Stored entries:
######
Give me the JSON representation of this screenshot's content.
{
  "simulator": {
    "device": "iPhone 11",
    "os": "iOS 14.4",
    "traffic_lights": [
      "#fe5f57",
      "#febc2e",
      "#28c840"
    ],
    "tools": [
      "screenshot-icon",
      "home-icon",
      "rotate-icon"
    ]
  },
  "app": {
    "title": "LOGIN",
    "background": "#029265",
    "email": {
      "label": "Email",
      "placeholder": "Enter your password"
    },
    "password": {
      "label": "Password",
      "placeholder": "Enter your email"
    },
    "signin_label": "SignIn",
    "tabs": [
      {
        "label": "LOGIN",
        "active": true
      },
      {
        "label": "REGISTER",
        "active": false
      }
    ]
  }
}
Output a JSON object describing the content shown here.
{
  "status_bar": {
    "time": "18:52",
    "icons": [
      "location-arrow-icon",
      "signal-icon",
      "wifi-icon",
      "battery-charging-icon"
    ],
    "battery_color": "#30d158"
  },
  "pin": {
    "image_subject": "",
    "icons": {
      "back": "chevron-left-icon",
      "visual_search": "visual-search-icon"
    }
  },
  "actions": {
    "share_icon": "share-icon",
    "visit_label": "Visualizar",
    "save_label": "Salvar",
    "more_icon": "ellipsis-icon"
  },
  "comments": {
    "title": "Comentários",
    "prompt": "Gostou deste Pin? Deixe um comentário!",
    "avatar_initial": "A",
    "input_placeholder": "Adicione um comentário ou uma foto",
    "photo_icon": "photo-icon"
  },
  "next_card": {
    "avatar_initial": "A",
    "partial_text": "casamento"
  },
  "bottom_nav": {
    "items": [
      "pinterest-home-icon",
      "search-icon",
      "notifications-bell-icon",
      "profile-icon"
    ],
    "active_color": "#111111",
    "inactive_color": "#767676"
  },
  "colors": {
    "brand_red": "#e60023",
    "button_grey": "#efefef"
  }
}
######
_WHAT YOU NEED TO DO_. Copy every record exactly, with nothing added or dropped.

_OUTPUT_.
Give me the JSON representation of this screenshot's content.
{
  "simulator": {
    "device": "iPhone 11",
    "os": "iOS 14.4",
    "traffic_lights": [
      "#fe5f57",
      "#febc2e",
      "#28c840"
    ],
    "tools": [
      "screenshot-icon",
      "home-icon",
      "rotate-icon"
    ]
  },
  "app": {
    "title": "LOGIN",
    "background": "#029265",
    "email": {
      "label": "Email",
      "placeholder": "Enter your password"
    },
    "password": {
      "label": "Password",
      "placeholder": "Enter your email"
    },
    "signin_label": "SignIn",
    "tabs": [
      {
        "label": "LOGIN",
        "active": true
      },
      {
        "label": "REGISTER",
        "active": false
      }
    ]
  }
}
Output a JSON object describing the content shown here.
{
  "status_bar": {
    "time": "18:52",
    "icons": [
      "location-arrow-icon",
      "signal-icon",
      "wifi-icon",
      "battery-charging-icon"
    ],
    "battery_color": "#30d158"
  },
  "pin": {
    "image_subject": "",
    "icons": {
      "back": "chevron-left-icon",
      "visual_search": "visual-search-icon"
    }
  },
  "actions": {
    "share_icon": "share-icon",
    "visit_label": "Visualizar",
    "save_label": "Salvar",
    "more_icon": "ellipsis-icon"
  },
  "comments": {
    "title": "Comentários",
    "prompt": "Gostou deste Pin? Deixe um comentário!",
    "avatar_initial": "A",
    "input_placeholder": "Adicione um comentário ou uma foto",
    "photo_icon": "photo-icon"
  },
  "next_card": {
    "avatar_initial": "A",
    "partial_text": "casamento"
  },
  "bottom_nav": {
    "items": [
      "pinterest-home-icon",
      "search-icon",
      "notifications-bell-icon",
      "profile-icon"
    ],
    "active_color": "#111111",
    "inactive_color": "#767676"
  },
  "colors": {
    "brand_red": "#e60023",
    "button_grey": "#efefef"
  }
}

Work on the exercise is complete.